*What the task requires*
Could every line of the data be printed exactly as it reads?

(Data entries)
※

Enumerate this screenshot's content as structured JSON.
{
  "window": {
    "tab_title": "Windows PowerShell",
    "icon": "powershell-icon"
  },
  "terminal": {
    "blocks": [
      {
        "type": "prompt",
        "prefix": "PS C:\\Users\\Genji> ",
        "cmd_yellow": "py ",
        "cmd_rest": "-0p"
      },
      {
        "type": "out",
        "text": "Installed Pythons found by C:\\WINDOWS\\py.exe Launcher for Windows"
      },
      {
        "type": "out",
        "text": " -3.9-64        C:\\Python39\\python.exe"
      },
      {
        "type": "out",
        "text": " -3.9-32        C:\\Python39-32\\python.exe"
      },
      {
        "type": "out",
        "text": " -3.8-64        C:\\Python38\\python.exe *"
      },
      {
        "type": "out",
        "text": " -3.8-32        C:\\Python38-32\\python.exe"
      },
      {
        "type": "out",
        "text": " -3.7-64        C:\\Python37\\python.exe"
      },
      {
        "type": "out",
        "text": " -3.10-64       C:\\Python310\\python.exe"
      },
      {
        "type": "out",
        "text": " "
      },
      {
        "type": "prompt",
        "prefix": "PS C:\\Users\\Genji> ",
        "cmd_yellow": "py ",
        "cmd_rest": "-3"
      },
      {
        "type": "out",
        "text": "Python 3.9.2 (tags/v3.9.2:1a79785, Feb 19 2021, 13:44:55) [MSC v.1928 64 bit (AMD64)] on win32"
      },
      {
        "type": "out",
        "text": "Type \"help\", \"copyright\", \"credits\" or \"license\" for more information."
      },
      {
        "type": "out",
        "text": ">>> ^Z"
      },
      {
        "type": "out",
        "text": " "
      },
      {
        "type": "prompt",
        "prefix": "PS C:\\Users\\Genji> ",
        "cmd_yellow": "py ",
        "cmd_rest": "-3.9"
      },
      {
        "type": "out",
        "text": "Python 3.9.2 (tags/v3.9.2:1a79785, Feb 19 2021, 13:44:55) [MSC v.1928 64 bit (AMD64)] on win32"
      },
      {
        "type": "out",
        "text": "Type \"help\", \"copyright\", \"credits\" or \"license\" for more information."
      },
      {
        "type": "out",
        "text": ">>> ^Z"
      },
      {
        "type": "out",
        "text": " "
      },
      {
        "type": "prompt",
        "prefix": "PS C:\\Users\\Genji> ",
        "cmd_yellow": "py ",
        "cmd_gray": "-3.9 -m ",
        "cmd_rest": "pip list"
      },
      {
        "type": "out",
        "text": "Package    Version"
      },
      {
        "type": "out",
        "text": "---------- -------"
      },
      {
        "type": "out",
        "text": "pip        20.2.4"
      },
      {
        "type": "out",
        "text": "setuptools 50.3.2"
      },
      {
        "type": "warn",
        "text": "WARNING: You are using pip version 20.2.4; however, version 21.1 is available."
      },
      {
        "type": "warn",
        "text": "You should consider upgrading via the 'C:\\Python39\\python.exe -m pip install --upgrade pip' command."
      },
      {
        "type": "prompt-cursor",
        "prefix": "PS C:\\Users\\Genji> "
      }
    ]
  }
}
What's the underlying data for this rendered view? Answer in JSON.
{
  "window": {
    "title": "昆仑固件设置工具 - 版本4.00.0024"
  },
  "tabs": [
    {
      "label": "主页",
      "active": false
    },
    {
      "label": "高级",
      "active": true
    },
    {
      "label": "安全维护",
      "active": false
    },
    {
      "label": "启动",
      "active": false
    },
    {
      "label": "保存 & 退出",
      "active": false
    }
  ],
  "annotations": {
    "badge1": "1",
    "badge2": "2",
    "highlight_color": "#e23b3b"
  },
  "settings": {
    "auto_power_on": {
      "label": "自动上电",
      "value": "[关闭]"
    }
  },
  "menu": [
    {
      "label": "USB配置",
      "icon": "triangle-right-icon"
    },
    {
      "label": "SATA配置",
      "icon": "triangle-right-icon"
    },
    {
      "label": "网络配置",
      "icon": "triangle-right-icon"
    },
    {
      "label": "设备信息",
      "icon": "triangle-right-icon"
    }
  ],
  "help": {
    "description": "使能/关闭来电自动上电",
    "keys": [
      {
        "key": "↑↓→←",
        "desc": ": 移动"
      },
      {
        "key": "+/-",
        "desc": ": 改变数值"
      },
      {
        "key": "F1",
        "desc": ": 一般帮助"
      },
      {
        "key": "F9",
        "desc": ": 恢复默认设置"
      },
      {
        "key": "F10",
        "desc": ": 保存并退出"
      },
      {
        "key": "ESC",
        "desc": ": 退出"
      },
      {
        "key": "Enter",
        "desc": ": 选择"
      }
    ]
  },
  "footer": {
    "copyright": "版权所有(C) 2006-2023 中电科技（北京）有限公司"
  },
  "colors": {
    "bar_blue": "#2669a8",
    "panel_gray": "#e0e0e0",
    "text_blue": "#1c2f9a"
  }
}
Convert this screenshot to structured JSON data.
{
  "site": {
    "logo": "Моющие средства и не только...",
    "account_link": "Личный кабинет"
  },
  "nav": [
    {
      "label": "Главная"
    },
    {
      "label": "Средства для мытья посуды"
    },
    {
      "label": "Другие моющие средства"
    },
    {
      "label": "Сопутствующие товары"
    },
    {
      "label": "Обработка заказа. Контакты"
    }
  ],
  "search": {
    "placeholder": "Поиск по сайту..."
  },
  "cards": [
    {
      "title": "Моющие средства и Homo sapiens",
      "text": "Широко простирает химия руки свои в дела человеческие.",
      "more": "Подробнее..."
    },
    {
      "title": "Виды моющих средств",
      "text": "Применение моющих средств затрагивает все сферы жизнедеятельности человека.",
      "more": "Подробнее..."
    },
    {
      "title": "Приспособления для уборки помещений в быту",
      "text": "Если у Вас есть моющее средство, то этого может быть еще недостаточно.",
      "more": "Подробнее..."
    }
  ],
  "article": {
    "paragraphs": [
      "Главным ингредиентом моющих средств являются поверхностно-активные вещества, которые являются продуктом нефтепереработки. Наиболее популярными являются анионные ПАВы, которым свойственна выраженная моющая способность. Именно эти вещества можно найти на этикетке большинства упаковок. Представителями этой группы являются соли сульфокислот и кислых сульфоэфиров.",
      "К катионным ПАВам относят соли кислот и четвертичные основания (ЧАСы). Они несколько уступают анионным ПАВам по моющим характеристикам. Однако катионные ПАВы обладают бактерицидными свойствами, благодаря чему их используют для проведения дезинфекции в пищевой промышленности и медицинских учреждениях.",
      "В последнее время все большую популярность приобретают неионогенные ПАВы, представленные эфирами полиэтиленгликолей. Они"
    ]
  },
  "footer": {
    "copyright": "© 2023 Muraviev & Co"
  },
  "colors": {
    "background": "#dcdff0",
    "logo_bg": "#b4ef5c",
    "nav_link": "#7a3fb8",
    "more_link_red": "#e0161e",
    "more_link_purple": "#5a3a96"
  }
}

※

*Result of this exercise*
Enumerate this screenshot's content as structured JSON.
{
  "window": {
    "tab_title": "Windows PowerShell",
    "icon": "powershell-icon"
  },
  "terminal": {
    "blocks": [
      {
        "type": "prompt",
        "prefix": "PS C:\\Users\\Genji> ",
        "cmd_yellow": "py ",
        "cmd_rest": "-0p"
      },
      {
        "type": "out",
        "text": "Installed Pythons found by C:\\WINDOWS\\py.exe Launcher for Windows"
      },
      {
        "type": "out",
        "text": " -3.9-64        C:\\Python39\\python.exe"
      },
      {
        "type": "out",
        "text": " -3.9-32        C:\\Python39-32\\python.exe"
      },
      {
        "type": "out",
        "text": " -3.8-64        C:\\Python38\\python.exe *"
      },
      {
        "type": "out",
        "text": " -3.8-32        C:\\Python38-32\\python.exe"
      },
      {
        "type": "out",
        "text": " -3.7-64        C:\\Python37\\python.exe"
      },
      {
        "type": "out",
        "text": " -3.10-64       C:\\Python310\\python.exe"
      },
      {
        "type": "out",
        "text": " "
      },
      {
        "type": "prompt",
        "prefix": "PS C:\\Users\\Genji> ",
        "cmd_yellow": "py ",
        "cmd_rest": "-3"
      },
      {
        "type": "out",
        "text": "Python 3.9.2 (tags/v3.9.2:1a79785, Feb 19 2021, 13:44:55) [MSC v.1928 64 bit (AMD64)] on win32"
      },
      {
        "type": "out",
        "text": "Type \"help\", \"copyright\", \"credits\" or \"license\" for more information."
      },
      {
        "type": "out",
        "text": ">>> ^Z"
      },
      {
        "type": "out",
        "text": " "
      },
      {
        "type": "prompt",
        "prefix": "PS C:\\Users\\Genji> ",
        "cmd_yellow": "py ",
        "cmd_rest": "-3.9"
      },
      {
        "type": "out",
        "text": "Python 3.9.2 (tags/v3.9.2:1a79785, Feb 19 2021, 13:44:55) [MSC v.1928 64 bit (AMD64)] on win32"
      },
      {
        "type": "out",
        "text": "Type \"help\", \"copyright\", \"credits\" or \"license\" for more information."
      },
      {
        "type": "out",
        "text": ">>> ^Z"
      },
      {
        "type": "out",
        "text": " "
      },
      {
        "type": "prompt",
        "prefix": "PS C:\\Users\\Genji> ",
        "cmd_yellow": "py ",
        "cmd_gray": "-3.9 -m ",
        "cmd_rest": "pip list"
      },
      {
        "type": "out",
        "text": "Package    Version"
      },
      {
        "type": "out",
        "text": "---------- -------"
      },
      {
        "type": "out",
        "text": "pip        20.2.4"
      },
      {
        "type": "out",
        "text": "setuptools 50.3.2"
      },
      {
        "type": "warn",
        "text": "WARNING: You are using pip version 20.2.4; however, version 21.1 is available."
      },
      {
        "type": "warn",
        "text": "You should consider upgrading via the 'C:\\Python39\\python.exe -m pip install --upgrade pip' command."
      },
      {
        "type": "prompt-cursor",
        "prefix": "PS C:\\Users\\Genji> "
      }
    ]
  }
}
What's the underlying data for this rendered view? Answer in JSON.
{
  "window": {
    "title": "昆仑固件设置工具 - 版本4.00.0024"
  },
  "tabs": [
    {
      "label": "主页",
      "active": false
    },
    {
      "label": "高级",
      "active": true
    },
    {
      "label": "安全维护",
      "active": false
    },
    {
      "label": "启动",
      "active": false
    },
    {
      "label": "保存 & 退出",
      "active": false
    }
  ],
  "annotations": {
    "badge1": "1",
    "badge2": "2",
    "highlight_color": "#e23b3b"
  },
  "settings": {
    "auto_power_on": {
      "label": "自动上电",
      "value": "[关闭]"
    }
  },
  "menu": [
    {
      "label": "USB配置",
      "icon": "triangle-right-icon"
    },
    {
      "label": "SATA配置",
      "icon": "triangle-right-icon"
    },
    {
      "label": "网络配置",
      "icon": "triangle-right-icon"
    },
    {
      "label": "设备信息",
      "icon": "triangle-right-icon"
    }
  ],
  "help": {
    "description": "使能/关闭来电自动上电",
    "keys": [
      {
        "key": "↑↓→←",
        "desc": ": 移动"
      },
      {
        "key": "+/-",
        "desc": ": 改变数值"
      },
      {
        "key": "F1",
        "desc": ": 一般帮助"
      },
      {
        "key": "F9",
        "desc": ": 恢复默认设置"
      },
      {
        "key": "F10",
        "desc": ": 保存并退出"
      },
      {
        "key": "ESC",
        "desc": ": 退出"
      },
      {
        "key": "Enter",
        "desc": ": 选择"
      }
    ]
  },
  "footer": {
    "copyright": "版权所有(C) 2006-2023 中电科技（北京）有限公司"
  },
  "colors": {
    "bar_blue": "#2669a8",
    "panel_gray": "#e0e0e0",
    "text_blue": "#1c2f9a"
  }
}
Convert this screenshot to structured JSON data.
{
  "site": {
    "logo": "Моющие средства и не только...",
    "account_link": "Личный кабинет"
  },
  "nav": [
    {
      "label": "Главная"
    },
    {
      "label": "Средства для мытья посуды"
    },
    {
      "label": "Другие моющие средства"
    },
    {
      "label": "Сопутствующие товары"
    },
    {
      "label": "Обработка заказа. Контакты"
    }
  ],
  "search": {
    "placeholder": "Поиск по сайту..."
  },
  "cards": [
    {
      "title": "Моющие средства и Homo sapiens",
      "text": "Широко простирает химия руки свои в дела человеческие.",
      "more": "Подробнее..."
    },
    {
      "title": "Виды моющих средств",
      "text": "Применение моющих средств затрагивает все сферы жизнедеятельности человека.",
      "more": "Подробнее..."
    },
    {
      "title": "Приспособления для уборки помещений в быту",
      "text": "Если у Вас есть моющее средство, то этого может быть еще недостаточно.",
      "more": "Подробнее..."
    }
  ],
  "article": {
    "paragraphs": [
      "Главным ингредиентом моющих средств являются поверхностно-активные вещества, которые являются продуктом нефтепереработки. Наиболее популярными являются анионные ПАВы, которым свойственна выраженная моющая способность. Именно эти вещества можно найти на этикетке большинства упаковок. Представителями этой группы являются соли сульфокислот и кислых сульфоэфиров.",
      "К катионным ПАВам относят соли кислот и четвертичные основания (ЧАСы). Они несколько уступают анионным ПАВам по моющим характеристикам. Однако катионные ПАВы обладают бактерицидными свойствами, благодаря чему их используют для проведения дезинфекции в пищевой промышленности и медицинских учреждениях.",
      "В последнее время все большую популярность приобретают неионогенные ПАВы, представленные эфирами полиэтиленгликолей. Они"
    ]
  },
  "footer": {
    "copyright": "© 2023 Muraviev & Co"
  },
  "colors": {
    "background": "#dcdff0",
    "logo_bg": "#b4ef5c",
    "nav_link": "#7a3fb8",
    "more_link_red": "#e0161e",
    "more_link_purple": "#5a3a96"
  }
}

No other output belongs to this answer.